### GOAL
Would you retype all of these records exactly?

Dataset rows about figures:
## BEGIN
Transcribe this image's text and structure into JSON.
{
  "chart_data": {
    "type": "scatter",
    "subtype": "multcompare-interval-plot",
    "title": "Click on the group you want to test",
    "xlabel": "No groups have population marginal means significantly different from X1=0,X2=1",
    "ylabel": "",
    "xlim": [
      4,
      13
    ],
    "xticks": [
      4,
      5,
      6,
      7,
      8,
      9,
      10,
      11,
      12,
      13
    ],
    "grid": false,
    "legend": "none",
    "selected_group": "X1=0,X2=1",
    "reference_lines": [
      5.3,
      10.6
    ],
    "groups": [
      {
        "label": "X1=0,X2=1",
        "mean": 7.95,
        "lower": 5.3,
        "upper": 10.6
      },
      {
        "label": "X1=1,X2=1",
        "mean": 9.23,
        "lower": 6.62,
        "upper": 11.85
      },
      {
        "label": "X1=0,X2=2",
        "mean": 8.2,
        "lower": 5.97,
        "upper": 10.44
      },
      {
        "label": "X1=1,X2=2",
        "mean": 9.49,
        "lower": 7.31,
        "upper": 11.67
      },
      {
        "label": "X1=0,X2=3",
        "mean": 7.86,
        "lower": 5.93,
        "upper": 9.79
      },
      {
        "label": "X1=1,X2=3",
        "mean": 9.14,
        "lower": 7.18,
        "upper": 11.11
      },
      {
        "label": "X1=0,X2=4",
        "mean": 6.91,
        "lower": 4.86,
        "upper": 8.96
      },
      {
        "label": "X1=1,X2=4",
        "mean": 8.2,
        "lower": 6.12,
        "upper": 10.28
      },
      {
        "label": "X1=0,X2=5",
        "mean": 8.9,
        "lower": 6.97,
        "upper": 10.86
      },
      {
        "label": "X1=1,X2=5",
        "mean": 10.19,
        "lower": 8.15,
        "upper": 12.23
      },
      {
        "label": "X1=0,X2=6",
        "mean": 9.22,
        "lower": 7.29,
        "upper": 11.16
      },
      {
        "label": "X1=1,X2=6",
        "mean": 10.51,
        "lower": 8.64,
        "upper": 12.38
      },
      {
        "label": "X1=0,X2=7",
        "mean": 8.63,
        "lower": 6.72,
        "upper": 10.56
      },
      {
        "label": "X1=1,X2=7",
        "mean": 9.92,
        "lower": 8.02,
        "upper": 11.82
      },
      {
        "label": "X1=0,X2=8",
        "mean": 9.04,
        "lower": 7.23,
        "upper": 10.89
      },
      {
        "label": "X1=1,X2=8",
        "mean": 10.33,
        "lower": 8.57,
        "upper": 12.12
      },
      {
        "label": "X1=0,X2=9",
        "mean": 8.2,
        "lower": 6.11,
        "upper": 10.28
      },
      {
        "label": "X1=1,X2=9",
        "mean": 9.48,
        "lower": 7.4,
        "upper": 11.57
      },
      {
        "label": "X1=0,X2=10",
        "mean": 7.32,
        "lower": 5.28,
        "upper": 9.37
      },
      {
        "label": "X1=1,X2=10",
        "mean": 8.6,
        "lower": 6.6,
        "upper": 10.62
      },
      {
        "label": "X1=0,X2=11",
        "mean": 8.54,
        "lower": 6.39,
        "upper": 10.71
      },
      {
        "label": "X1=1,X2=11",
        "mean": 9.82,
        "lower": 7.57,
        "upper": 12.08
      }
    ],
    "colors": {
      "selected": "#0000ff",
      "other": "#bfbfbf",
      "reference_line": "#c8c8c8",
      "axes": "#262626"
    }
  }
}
## END
### ANSWER TO THIS TASK
Transcribe this image's text and structure into JSON.
{
  "chart_data": {
    "type": "scatter",
    "subtype": "multcompare-interval-plot",
    "title": "Click on the group you want to test",
    "xlabel": "No groups have population marginal means significantly different from X1=0,X2=1",
    "ylabel": "",
    "xlim": [
      4,
      13
    ],
    "xticks": [
      4,
      5,
      6,
      7,
      8,
      9,
      10,
      11,
      12,
      13
    ],
    "grid": false,
    "legend": "none",
    "selected_group": "X1=0,X2=1",
    "reference_lines": [
      5.3,
      10.6
    ],
    "groups": [
      {
        "label": "X1=0,X2=1",
        "mean": 7.95,
        "lower": 5.3,
        "upper": 10.6
      },
      {
        "label": "X1=1,X2=1",
        "mean": 9.23,
        "lower": 6.62,
        "upper": 11.85
      },
      {
        "label": "X1=0,X2=2",
        "mean": 8.2,
        "lower": 5.97,
        "upper": 10.44
      },
      {
        "label": "X1=1,X2=2",
        "mean": 9.49,
        "lower": 7.31,
        "upper": 11.67
      },
      {
        "label": "X1=0,X2=3",
        "mean": 7.86,
        "lower": 5.93,
        "upper": 9.79
      },
      {
        "label": "X1=1,X2=3",
        "mean": 9.14,
        "lower": 7.18,
        "upper": 11.11
      },
      {
        "label": "X1=0,X2=4",
        "mean": 6.91,
        "lower": 4.86,
        "upper": 8.96
      },
      {
        "label": "X1=1,X2=4",
        "mean": 8.2,
        "lower": 6.12,
        "upper": 10.28
      },
      {
        "label": "X1=0,X2=5",
        "mean": 8.9,
        "lower": 6.97,
        "upper": 10.86
      },
      {
        "label": "X1=1,X2=5",
        "mean": 10.19,
        "lower": 8.15,
        "upper": 12.23
      },
      {
        "label": "X1=0,X2=6",
        "mean": 9.22,
        "lower": 7.29,
        "upper": 11.16
      },
      {
        "label": "X1=1,X2=6",
        "mean": 10.51,
        "lower": 8.64,
        "upper": 12.38
      },
      {
        "label": "X1=0,X2=7",
        "mean": 8.63,
        "lower": 6.72,
        "upper": 10.56
      },
      {
        "label": "X1=1,X2=7",
        "mean": 9.92,
        "lower": 8.02,
        "upper": 11.82
      },
      {
        "label": "X1=0,X2=8",
        "mean": 9.04,
        "lower": 7.23,
        "upper": 10.89
      },
      {
        "label": "X1=1,X2=8",
        "mean": 10.33,
        "lower": 8.57,
        "upper": 12.12
      },
      {
        "label": "X1=0,X2=9",
        "mean": 8.2,
        "lower": 6.11,
        "upper": 10.28
      },
      {
        "label": "X1=1,X2=9",
        "mean": 9.48,
        "lower": 7.4,
        "upper": 11.57
      },
      {
        "label": "X1=0,X2=10",
        "mean": 7.32,
        "lower": 5.28,
        "upper": 9.37
      },
      {
        "label": "X1=1,X2=10",
        "mean": 8.6,
        "lower": 6.6,
        "upper": 10.62
      },
      {
        "label": "X1=0,X2=11",
        "mean": 8.54,
        "lower": 6.39,
        "upper": 10.71
      },
      {
        "label": "X1=1,X2=11",
        "mean": 9.82,
        "lower": 7.57,
        "upper": 12.08
      }
    ],
    "colors": {
      "selected": "#0000ff",
      "other": "#bfbfbf",
      "reference_line": "#c8c8c8",
      "axes": "#262626"
    }
  }
}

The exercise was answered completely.